• _What needs to be done_: Extract each line of the data below exactly as written.

• _Stored rows_:
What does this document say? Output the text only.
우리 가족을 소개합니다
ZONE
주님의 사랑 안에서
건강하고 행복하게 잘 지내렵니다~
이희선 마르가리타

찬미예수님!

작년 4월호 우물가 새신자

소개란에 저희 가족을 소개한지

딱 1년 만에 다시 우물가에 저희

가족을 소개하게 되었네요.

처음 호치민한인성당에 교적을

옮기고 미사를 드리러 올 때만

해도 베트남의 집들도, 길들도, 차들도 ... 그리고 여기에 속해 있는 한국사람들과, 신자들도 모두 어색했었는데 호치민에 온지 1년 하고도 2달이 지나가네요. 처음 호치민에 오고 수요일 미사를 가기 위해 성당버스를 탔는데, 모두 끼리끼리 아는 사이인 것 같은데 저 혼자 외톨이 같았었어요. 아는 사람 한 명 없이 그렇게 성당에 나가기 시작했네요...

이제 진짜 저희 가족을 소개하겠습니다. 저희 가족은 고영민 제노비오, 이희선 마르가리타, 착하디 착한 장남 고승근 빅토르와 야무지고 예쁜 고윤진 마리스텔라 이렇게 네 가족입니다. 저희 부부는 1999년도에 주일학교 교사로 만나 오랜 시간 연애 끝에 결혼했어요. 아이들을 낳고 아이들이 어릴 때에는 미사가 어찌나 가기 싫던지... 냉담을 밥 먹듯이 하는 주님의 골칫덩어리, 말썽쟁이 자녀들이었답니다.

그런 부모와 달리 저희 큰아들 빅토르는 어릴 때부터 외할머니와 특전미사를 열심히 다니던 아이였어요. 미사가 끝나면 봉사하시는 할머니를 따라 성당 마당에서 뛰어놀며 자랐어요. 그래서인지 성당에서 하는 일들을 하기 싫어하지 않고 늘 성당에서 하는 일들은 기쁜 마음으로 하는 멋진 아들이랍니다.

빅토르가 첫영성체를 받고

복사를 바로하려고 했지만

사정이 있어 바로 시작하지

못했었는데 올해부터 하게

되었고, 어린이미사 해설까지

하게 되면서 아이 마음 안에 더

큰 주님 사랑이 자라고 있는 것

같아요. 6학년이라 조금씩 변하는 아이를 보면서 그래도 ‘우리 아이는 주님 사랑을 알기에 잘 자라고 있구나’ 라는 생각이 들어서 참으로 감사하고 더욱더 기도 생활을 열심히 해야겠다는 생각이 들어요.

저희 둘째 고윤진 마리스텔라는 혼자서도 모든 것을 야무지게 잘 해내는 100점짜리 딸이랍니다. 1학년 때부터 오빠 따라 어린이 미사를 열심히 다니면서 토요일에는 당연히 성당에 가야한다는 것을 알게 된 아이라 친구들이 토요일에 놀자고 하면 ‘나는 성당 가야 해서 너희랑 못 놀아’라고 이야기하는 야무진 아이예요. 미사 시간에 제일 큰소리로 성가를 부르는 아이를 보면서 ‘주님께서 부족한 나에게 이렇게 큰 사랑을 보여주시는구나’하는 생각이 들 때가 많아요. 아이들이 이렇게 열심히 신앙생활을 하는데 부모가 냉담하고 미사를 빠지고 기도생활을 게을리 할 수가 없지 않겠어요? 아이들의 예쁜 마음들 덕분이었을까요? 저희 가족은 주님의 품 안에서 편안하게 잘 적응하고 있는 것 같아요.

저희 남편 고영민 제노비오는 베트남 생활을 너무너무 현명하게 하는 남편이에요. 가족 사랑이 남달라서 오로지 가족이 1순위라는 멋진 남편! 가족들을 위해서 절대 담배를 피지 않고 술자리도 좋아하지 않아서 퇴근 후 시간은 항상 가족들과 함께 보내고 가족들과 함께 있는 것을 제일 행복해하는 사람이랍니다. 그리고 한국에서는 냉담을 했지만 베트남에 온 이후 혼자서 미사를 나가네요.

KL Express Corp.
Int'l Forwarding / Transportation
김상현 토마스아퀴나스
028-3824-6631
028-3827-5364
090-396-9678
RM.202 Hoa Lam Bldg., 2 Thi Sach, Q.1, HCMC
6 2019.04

• _Completed exercise_:
What does this document say? Output the text only.
우리 가족을 소개합니다
ZONE
주님의 사랑 안에서
건강하고 행복하게 잘 지내렵니다~
이희선 마르가리타

찬미예수님!

작년 4월호 우물가 새신자

소개란에 저희 가족을 소개한지

딱 1년 만에 다시 우물가에 저희

가족을 소개하게 되었네요.

처음 호치민한인성당에 교적을

옮기고 미사를 드리러 올 때만

해도 베트남의 집들도, 길들도, 차들도 ... 그리고 여기에 속해 있는 한국사람들과, 신자들도 모두 어색했었는데 호치민에 온지 1년 하고도 2달이 지나가네요. 처음 호치민에 오고 수요일 미사를 가기 위해 성당버스를 탔는데, 모두 끼리끼리 아는 사이인 것 같은데 저 혼자 외톨이 같았었어요. 아는 사람 한 명 없이 그렇게 성당에 나가기 시작했네요...

이제 진짜 저희 가족을 소개하겠습니다. 저희 가족은 고영민 제노비오, 이희선 마르가리타, 착하디 착한 장남 고승근 빅토르와 야무지고 예쁜 고윤진 마리스텔라 이렇게 네 가족입니다. 저희 부부는 1999년도에 주일학교 교사로 만나 오랜 시간 연애 끝에 결혼했어요. 아이들을 낳고 아이들이 어릴 때에는 미사가 어찌나 가기 싫던지... 냉담을 밥 먹듯이 하는 주님의 골칫덩어리, 말썽쟁이 자녀들이었답니다.

그런 부모와 달리 저희 큰아들 빅토르는 어릴 때부터 외할머니와 특전미사를 열심히 다니던 아이였어요. 미사가 끝나면 봉사하시는 할머니를 따라 성당 마당에서 뛰어놀며 자랐어요. 그래서인지 성당에서 하는 일들을 하기 싫어하지 않고 늘 성당에서 하는 일들은 기쁜 마음으로 하는 멋진 아들이랍니다.

빅토르가 첫영성체를 받고

복사를 바로하려고 했지만

사정이 있어 바로 시작하지

못했었는데 올해부터 하게

되었고, 어린이미사 해설까지

하게 되면서 아이 마음 안에 더

큰 주님 사랑이 자라고 있는 것

같아요. 6학년이라 조금씩 변하는 아이를 보면서 그래도 ‘우리 아이는 주님 사랑을 알기에 잘 자라고 있구나’ 라는 생각이 들어서 참으로 감사하고 더욱더 기도 생활을 열심히 해야겠다는 생각이 들어요.

저희 둘째 고윤진 마리스텔라는 혼자서도 모든 것을 야무지게 잘 해내는 100점짜리 딸이랍니다. 1학년 때부터 오빠 따라 어린이 미사를 열심히 다니면서 토요일에는 당연히 성당에 가야한다는 것을 알게 된 아이라 친구들이 토요일에 놀자고 하면 ‘나는 성당 가야 해서 너희랑 못 놀아’라고 이야기하는 야무진 아이예요. 미사 시간에 제일 큰소리로 성가를 부르는 아이를 보면서 ‘주님께서 부족한 나에게 이렇게 큰 사랑을 보여주시는구나’하는 생각이 들 때가 많아요. 아이들이 이렇게 열심히 신앙생활을 하는데 부모가 냉담하고 미사를 빠지고 기도생활을 게을리 할 수가 없지 않겠어요? 아이들의 예쁜 마음들 덕분이었을까요? 저희 가족은 주님의 품 안에서 편안하게 잘 적응하고 있는 것 같아요.

저희 남편 고영민 제노비오는 베트남 생활을 너무너무 현명하게 하는 남편이에요. 가족 사랑이 남달라서 오로지 가족이 1순위라는 멋진 남편! 가족들을 위해서 절대 담배를 피지 않고 술자리도 좋아하지 않아서 퇴근 후 시간은 항상 가족들과 함께 보내고 가족들과 함께 있는 것을 제일 행복해하는 사람이랍니다. 그리고 한국에서는 냉담을 했지만 베트남에 온 이후 혼자서 미사를 나가네요.

KL Express Corp.
Int'l Forwarding / Transportation
김상현 토마스아퀴나스
028-3824-6631
028-3827-5364
090-396-9678
RM.202 Hoa Lam Bldg., 2 Thi Sach, Q.1, HCMC
6 2019.04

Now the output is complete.